--- BEGIN ---

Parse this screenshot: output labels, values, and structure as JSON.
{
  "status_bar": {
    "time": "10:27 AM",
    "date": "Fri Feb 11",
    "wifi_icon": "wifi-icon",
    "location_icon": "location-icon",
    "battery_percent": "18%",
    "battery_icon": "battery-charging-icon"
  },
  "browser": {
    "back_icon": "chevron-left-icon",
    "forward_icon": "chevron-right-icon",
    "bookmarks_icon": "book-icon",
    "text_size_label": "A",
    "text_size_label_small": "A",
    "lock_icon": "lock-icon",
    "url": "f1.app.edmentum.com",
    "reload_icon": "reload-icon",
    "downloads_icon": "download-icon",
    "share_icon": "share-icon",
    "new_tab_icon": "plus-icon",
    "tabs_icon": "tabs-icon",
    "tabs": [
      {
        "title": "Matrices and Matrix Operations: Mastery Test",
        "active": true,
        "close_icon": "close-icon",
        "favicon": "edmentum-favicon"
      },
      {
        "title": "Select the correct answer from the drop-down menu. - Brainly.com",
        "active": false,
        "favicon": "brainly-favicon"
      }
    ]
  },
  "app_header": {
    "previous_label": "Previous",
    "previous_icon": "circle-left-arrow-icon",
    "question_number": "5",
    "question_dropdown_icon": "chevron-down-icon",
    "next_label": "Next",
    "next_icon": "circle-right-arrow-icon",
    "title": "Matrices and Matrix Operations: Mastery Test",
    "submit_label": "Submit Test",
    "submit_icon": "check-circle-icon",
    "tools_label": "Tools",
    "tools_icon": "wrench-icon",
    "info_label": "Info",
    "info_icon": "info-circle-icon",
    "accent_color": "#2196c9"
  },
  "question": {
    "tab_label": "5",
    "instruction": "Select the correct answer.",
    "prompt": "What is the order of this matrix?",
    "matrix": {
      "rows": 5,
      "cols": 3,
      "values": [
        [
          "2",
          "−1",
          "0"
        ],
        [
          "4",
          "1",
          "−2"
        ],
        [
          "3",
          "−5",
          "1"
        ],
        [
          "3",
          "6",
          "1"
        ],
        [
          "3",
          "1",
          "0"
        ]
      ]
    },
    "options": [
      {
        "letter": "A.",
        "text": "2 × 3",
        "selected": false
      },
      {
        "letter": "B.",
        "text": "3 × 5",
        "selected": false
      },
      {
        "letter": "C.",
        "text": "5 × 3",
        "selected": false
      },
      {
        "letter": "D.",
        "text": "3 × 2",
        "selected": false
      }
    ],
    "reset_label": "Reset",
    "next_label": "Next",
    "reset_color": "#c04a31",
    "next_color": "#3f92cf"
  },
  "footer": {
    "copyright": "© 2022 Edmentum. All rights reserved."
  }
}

--- END ---

The records above need to be transcribed in full. Keep every character unchanged.

Parse this screenshot: output labels, values, and structure as JSON.
{
  "status_bar": {
    "time": "10:27 AM",
    "date": "Fri Feb 11",
    "wifi_icon": "wifi-icon",
    "location_icon": "location-icon",
    "battery_percent": "18%",
    "battery_icon": "battery-charging-icon"
  },
  "browser": {
    "back_icon": "chevron-left-icon",
    "forward_icon": "chevron-right-icon",
    "bookmarks_icon": "book-icon",
    "text_size_label": "A",
    "text_size_label_small": "A",
    "lock_icon": "lock-icon",
    "url": "f1.app.edmentum.com",
    "reload_icon": "reload-icon",
    "downloads_icon": "download-icon",
    "share_icon": "share-icon",
    "new_tab_icon": "plus-icon",
    "tabs_icon": "tabs-icon",
    "tabs": [
      {
        "title": "Matrices and Matrix Operations: Mastery Test",
        "active": true,
        "close_icon": "close-icon",
        "favicon": "edmentum-favicon"
      },
      {
        "title": "Select the correct answer from the drop-down menu. - Brainly.com",
        "active": false,
        "favicon": "brainly-favicon"
      }
    ]
  },
  "app_header": {
    "previous_label": "Previous",
    "previous_icon": "circle-left-arrow-icon",
    "question_number": "5",
    "question_dropdown_icon": "chevron-down-icon",
    "next_label": "Next",
    "next_icon": "circle-right-arrow-icon",
    "title": "Matrices and Matrix Operations: Mastery Test",
    "submit_label": "Submit Test",
    "submit_icon": "check-circle-icon",
    "tools_label": "Tools",
    "tools_icon": "wrench-icon",
    "info_label": "Info",
    "info_icon": "info-circle-icon",
    "accent_color": "#2196c9"
  },
  "question": {
    "tab_label": "5",
    "instruction": "Select the correct answer.",
    "prompt": "What is the order of this matrix?",
    "matrix": {
      "rows": 5,
      "cols": 3,
      "values": [
        [
          "2",
          "−1",
          "0"
        ],
        [
          "4",
          "1",
          "−2"
        ],
        [
          "3",
          "−5",
          "1"
        ],
        [
          "3",
          "6",
          "1"
        ],
        [
          "3",
          "1",
          "0"
        ]
      ]
    },
    "options": [
      {
        "letter": "A.",
        "text": "2 × 3",
        "selected": false
      },
      {
        "letter": "B.",
        "text": "3 × 5",
        "selected": false
      },
      {
        "letter": "C.",
        "text": "5 × 3",
        "selected": false
      },
      {
        "letter": "D.",
        "text": "3 × 2",
        "selected": false
      }
    ],
    "reset_label": "Reset",
    "next_label": "Next",
    "reset_color": "#c04a31",
    "next_color": "#3f92cf"
  },
  "footer": {
    "copyright": "© 2022 Edmentum. All rights reserved."
  }
}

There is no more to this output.